## EXERCISE AIM
Return the lines of the records verbatim, beginning at the line that has "- callout-number: 3: [413, 159, 439, 185]" and stopping after the line that has "- callout-number: 1: [1, 77, 27, 103]".
>>>
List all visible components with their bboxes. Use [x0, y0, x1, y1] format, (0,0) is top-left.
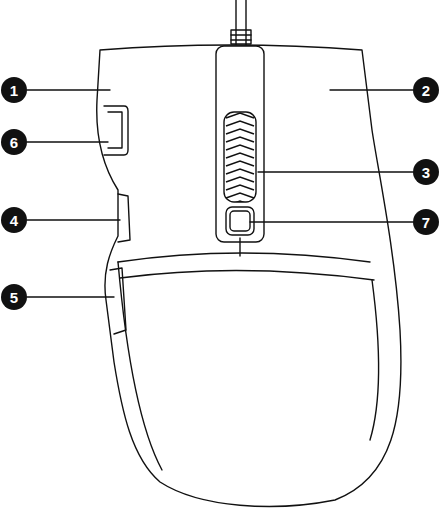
- callout-number: 3: [413, 159, 439, 185]
- callout-number: 6: [1, 129, 27, 155]
- callout-number: 5: [1, 284, 27, 310]
- callout-number: 2: [413, 77, 439, 103]
- callout-number: 4: [1, 207, 27, 233]
- callout-number: 1: [1, 77, 27, 103]
- callout-number: 7: [413, 209, 439, 235]
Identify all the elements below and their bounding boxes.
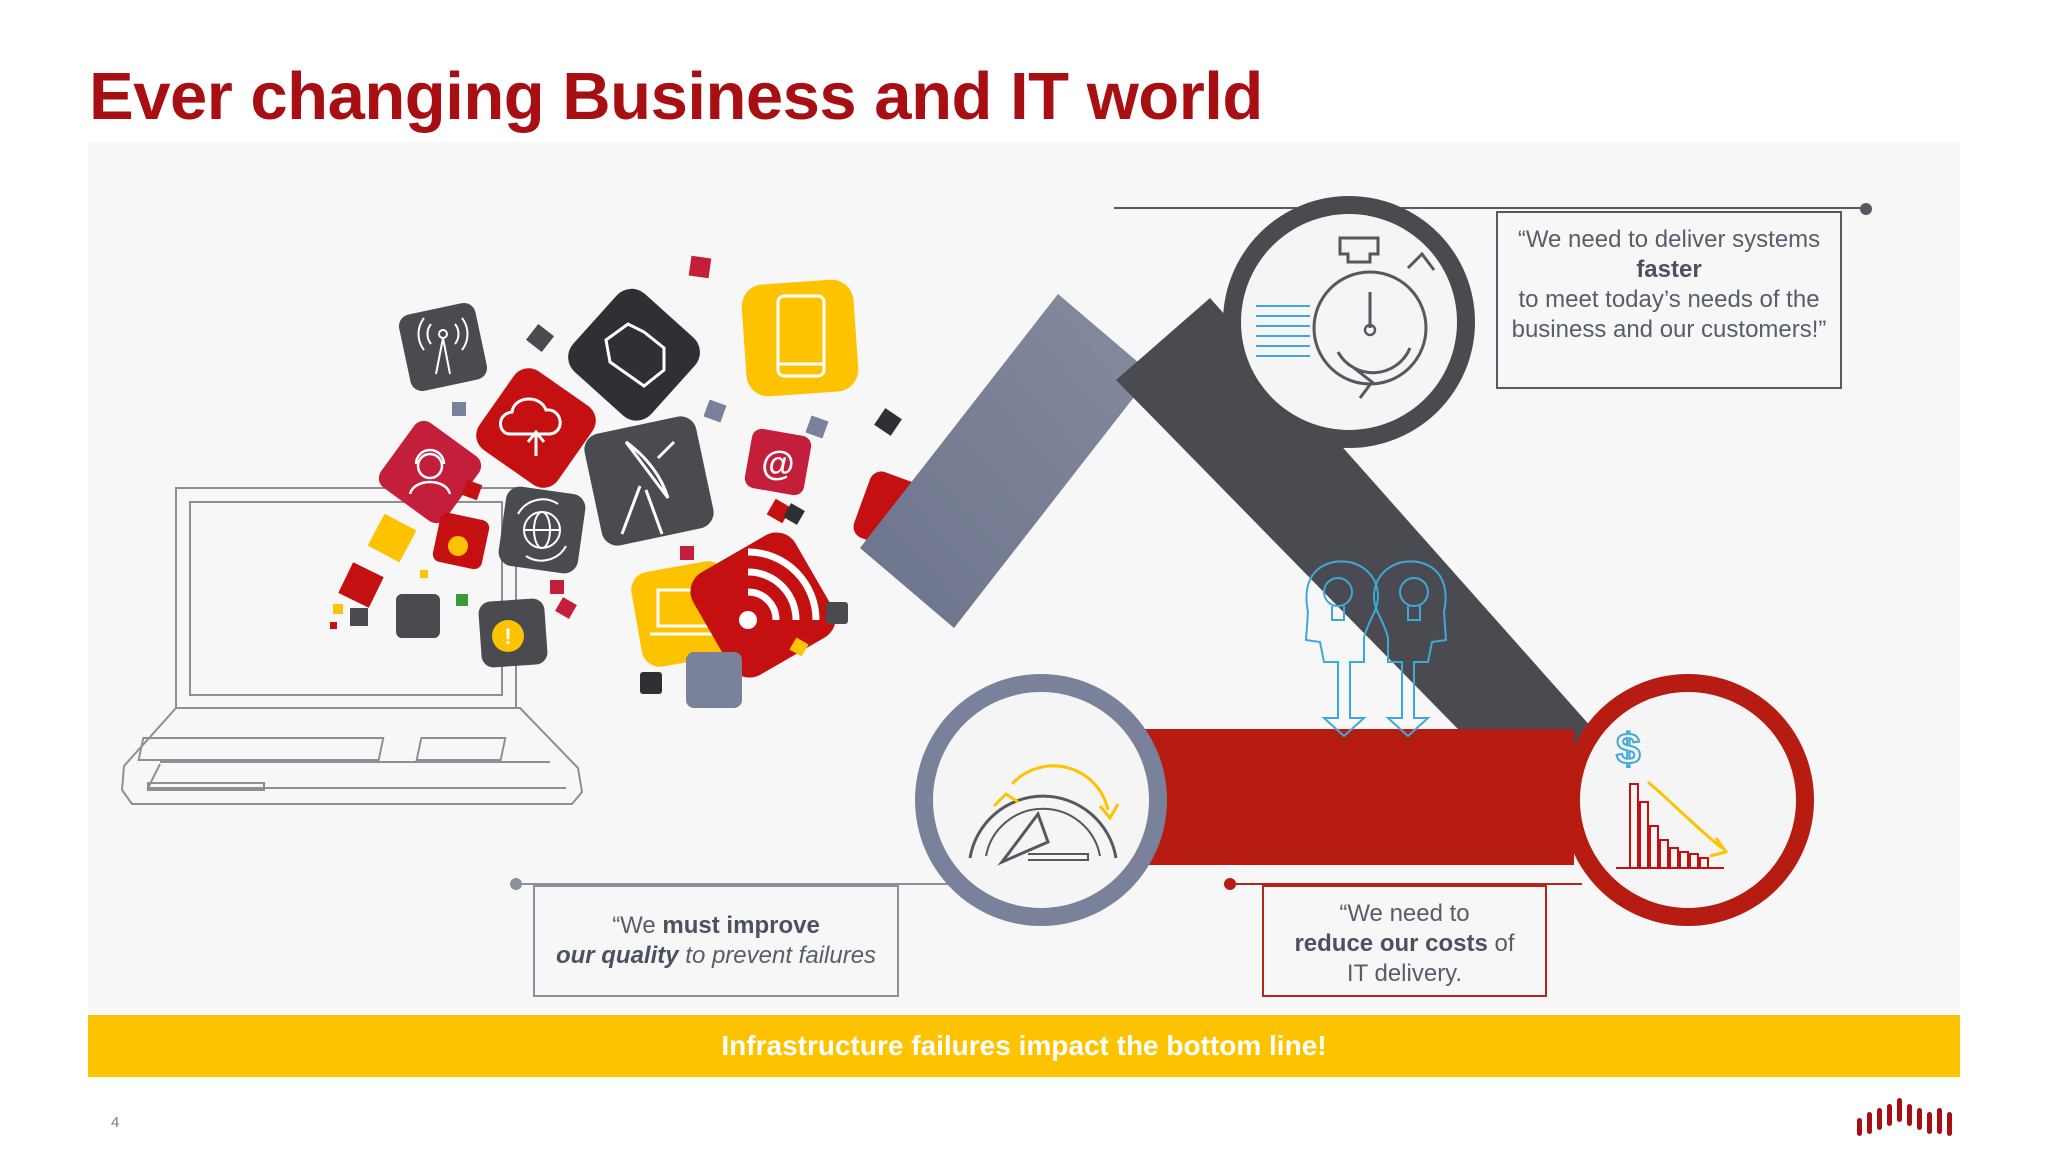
confetti-square [555,597,577,619]
quote-faster: “We need to deliver systems faster to me… [1496,211,1842,389]
quote-faster-line1: “We need to deliver systems [1517,226,1821,253]
confetti-square [330,622,337,629]
at-sign-icon: @ [744,428,812,496]
notification-icon: ! [478,598,548,668]
stopwatch-icon [1223,196,1475,448]
confetti-square [333,604,343,614]
globe-icon [498,486,586,574]
confetti-square [703,399,727,423]
slide-title: Ever changing Business and IT world [89,59,1263,134]
gauge-icon [915,674,1167,926]
triangle-left-bar [860,294,1152,628]
quote-costs: “We need to reduce our costs of IT deliv… [1262,885,1547,997]
confetti-square [680,546,694,560]
quote-quality-open: “We [612,912,663,939]
user-headset-icon [378,420,482,524]
page-number: 4 [111,1114,120,1131]
quote-costs-line3: IT delivery. [1346,960,1463,987]
wifi-antenna-icon [398,302,488,392]
quote-costs-line1: “We need to [1339,900,1470,927]
quote-costs-mid: of [1487,930,1515,957]
confetti-square [688,255,712,279]
confetti-square [550,580,564,594]
confetti-square [783,503,805,525]
connector-dot [1224,878,1236,890]
connector-dot [510,878,522,890]
confetti-square [452,402,466,416]
confetti-square [420,570,428,578]
quote-quality-bold1: must improve [662,912,820,939]
quote-quality: “We must improve our quality to prevent … [533,885,899,997]
folder-icon [568,288,700,421]
quote-costs-bold: reduce our costs [1294,930,1488,957]
confetti-square [640,672,662,694]
quote-faster-line2: to meet today’s needs of the business an… [1511,286,1827,343]
svg-text:$: $ [1616,725,1640,774]
confetti-square [525,323,555,353]
confetti-square [826,602,848,624]
bottom-banner: Infrastructure failures impact the botto… [88,1015,1960,1077]
mobile-phone-icon [741,279,859,397]
head-idea-icon [1304,560,1448,738]
confetti-square [367,513,417,563]
confetti-square [874,408,902,436]
brand-logo [1857,1098,1952,1136]
confetti-square [789,637,809,657]
confetti-square [350,608,368,626]
confetti-square [338,562,384,608]
connector-dot [1860,203,1872,215]
confetti-square [461,479,483,501]
confetti-square [396,594,440,638]
quote-faster-bold: faster [1636,256,1702,283]
quote-quality-bold2: our quality [555,942,679,969]
confetti-square [686,652,742,708]
confetti-square [456,594,468,606]
confetti-square [805,415,829,439]
satellite-dish-icon [584,416,714,546]
svg-text:!: ! [504,624,511,649]
quote-quality-tail: to prevent failures [678,942,877,969]
laptop-icon [120,487,584,805]
cloud-sync-icon [476,368,596,488]
triangle-right-bar [1116,298,1640,782]
confetti-dot [448,536,468,556]
svg-text:@: @ [761,445,794,483]
cost-chart-icon: $ [1562,674,1814,926]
<<<
## SOLUTION BELOW
- callout-number: 3: [413, 159, 439, 185]
- callout-number: 6: [1, 129, 27, 155]
- callout-number: 5: [1, 284, 27, 310]
- callout-number: 2: [413, 77, 439, 103]
- callout-number: 4: [1, 207, 27, 233]
- callout-number: 1: [1, 77, 27, 103]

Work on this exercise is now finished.